#### Requirements
Could you write out every entry exactly as it stands?

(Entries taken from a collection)

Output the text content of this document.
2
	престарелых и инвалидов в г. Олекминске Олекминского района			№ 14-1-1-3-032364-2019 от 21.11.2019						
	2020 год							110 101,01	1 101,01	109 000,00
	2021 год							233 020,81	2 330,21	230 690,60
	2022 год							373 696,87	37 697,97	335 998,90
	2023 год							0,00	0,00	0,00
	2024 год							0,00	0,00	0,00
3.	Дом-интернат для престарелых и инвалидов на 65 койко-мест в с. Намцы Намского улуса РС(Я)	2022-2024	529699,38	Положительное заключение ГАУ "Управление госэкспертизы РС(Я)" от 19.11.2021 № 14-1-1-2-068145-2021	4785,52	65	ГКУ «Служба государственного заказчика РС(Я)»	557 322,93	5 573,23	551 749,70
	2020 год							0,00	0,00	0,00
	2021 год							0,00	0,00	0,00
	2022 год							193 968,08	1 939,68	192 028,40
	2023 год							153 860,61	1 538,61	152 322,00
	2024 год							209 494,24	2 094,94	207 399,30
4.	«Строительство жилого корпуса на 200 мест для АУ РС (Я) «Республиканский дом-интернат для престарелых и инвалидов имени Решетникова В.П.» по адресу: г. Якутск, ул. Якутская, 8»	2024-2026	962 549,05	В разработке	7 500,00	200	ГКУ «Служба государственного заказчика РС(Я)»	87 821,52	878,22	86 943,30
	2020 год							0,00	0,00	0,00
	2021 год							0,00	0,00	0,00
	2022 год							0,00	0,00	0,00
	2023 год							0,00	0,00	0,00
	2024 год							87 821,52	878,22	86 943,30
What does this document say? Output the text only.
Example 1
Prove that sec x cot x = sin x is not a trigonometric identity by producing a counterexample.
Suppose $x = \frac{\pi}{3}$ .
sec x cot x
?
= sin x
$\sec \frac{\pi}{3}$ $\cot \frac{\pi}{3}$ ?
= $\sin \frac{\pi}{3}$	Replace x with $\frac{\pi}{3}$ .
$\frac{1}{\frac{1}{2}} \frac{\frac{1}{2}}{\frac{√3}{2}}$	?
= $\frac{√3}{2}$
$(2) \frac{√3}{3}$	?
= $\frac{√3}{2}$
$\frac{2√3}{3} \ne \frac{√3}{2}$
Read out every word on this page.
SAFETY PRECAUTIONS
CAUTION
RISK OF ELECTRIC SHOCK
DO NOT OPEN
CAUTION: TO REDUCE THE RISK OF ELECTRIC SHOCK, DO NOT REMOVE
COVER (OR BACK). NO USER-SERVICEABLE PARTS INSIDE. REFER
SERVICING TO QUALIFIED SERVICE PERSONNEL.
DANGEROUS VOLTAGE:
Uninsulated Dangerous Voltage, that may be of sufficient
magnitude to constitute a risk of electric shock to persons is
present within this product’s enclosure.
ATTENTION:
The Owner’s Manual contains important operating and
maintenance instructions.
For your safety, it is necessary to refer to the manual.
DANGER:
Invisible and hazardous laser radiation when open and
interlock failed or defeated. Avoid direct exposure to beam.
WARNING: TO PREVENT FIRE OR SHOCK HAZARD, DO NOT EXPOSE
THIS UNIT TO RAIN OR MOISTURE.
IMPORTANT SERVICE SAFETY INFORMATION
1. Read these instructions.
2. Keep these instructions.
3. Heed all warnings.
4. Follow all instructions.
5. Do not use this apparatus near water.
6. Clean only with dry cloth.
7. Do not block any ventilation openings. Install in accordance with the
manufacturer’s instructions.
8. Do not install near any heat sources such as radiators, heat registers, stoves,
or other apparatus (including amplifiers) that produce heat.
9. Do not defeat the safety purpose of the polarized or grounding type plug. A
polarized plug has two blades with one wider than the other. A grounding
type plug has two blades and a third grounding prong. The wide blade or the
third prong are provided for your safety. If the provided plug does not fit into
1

#### Answer to this exercise
Output the text content of this document.
2
	престарелых и инвалидов в г. Олекминске Олекминского района			№ 14-1-1-3-032364-2019 от 21.11.2019						
	2020 год							110 101,01	1 101,01	109 000,00
	2021 год							233 020,81	2 330,21	230 690,60
	2022 год							373 696,87	37 697,97	335 998,90
	2023 год							0,00	0,00	0,00
	2024 год							0,00	0,00	0,00
3.	Дом-интернат для престарелых и инвалидов на 65 койко-мест в с. Намцы Намского улуса РС(Я)	2022-2024	529699,38	Положительное заключение ГАУ "Управление госэкспертизы РС(Я)" от 19.11.2021 № 14-1-1-2-068145-2021	4785,52	65	ГКУ «Служба государственного заказчика РС(Я)»	557 322,93	5 573,23	551 749,70
	2020 год							0,00	0,00	0,00
	2021 год							0,00	0,00	0,00
	2022 год							193 968,08	1 939,68	192 028,40
	2023 год							153 860,61	1 538,61	152 322,00
	2024 год							209 494,24	2 094,94	207 399,30
4.	«Строительство жилого корпуса на 200 мест для АУ РС (Я) «Республиканский дом-интернат для престарелых и инвалидов имени Решетникова В.П.» по адресу: г. Якутск, ул. Якутская, 8»	2024-2026	962 549,05	В разработке	7 500,00	200	ГКУ «Служба государственного заказчика РС(Я)»	87 821,52	878,22	86 943,30
	2020 год							0,00	0,00	0,00
	2021 год							0,00	0,00	0,00
	2022 год							0,00	0,00	0,00
	2023 год							0,00	0,00	0,00
	2024 год							87 821,52	878,22	86 943,30
What does this document say? Output the text only.
Example 1
Prove that sec x cot x = sin x is not a trigonometric identity by producing a counterexample.
Suppose $x = \frac{\pi}{3}$ .
sec x cot x
?
= sin x
$\sec \frac{\pi}{3}$ $\cot \frac{\pi}{3}$ ?
= $\sin \frac{\pi}{3}$	Replace x with $\frac{\pi}{3}$ .
$\frac{1}{\frac{1}{2}} \frac{\frac{1}{2}}{\frac{√3}{2}}$	?
= $\frac{√3}{2}$
$(2) \frac{√3}{3}$	?
= $\frac{√3}{2}$
$\frac{2√3}{3} \ne \frac{√3}{2}$
Read out every word on this page.
SAFETY PRECAUTIONS
CAUTION
RISK OF ELECTRIC SHOCK
DO NOT OPEN
CAUTION: TO REDUCE THE RISK OF ELECTRIC SHOCK, DO NOT REMOVE
COVER (OR BACK). NO USER-SERVICEABLE PARTS INSIDE. REFER
SERVICING TO QUALIFIED SERVICE PERSONNEL.
DANGEROUS VOLTAGE:
Uninsulated Dangerous Voltage, that may be of sufficient
magnitude to constitute a risk of electric shock to persons is
present within this product’s enclosure.
ATTENTION:
The Owner’s Manual contains important operating and
maintenance instructions.
For your safety, it is necessary to refer to the manual.
DANGER:
Invisible and hazardous laser radiation when open and
interlock failed or defeated. Avoid direct exposure to beam.
WARNING: TO PREVENT FIRE OR SHOCK HAZARD, DO NOT EXPOSE
THIS UNIT TO RAIN OR MOISTURE.
IMPORTANT SERVICE SAFETY INFORMATION
1. Read these instructions.
2. Keep these instructions.
3. Heed all warnings.
4. Follow all instructions.
5. Do not use this apparatus near water.
6. Clean only with dry cloth.
7. Do not block any ventilation openings. Install in accordance with the
manufacturer’s instructions.
8. Do not install near any heat sources such as radiators, heat registers, stoves,
or other apparatus (including amplifiers) that produce heat.
9. Do not defeat the safety purpose of the polarized or grounding type plug. A
polarized plug has two blades with one wider than the other. A grounding
type plug has two blades and a third grounding prong. The wide blade or the
third prong are provided for your safety. If the provided plug does not fit into
1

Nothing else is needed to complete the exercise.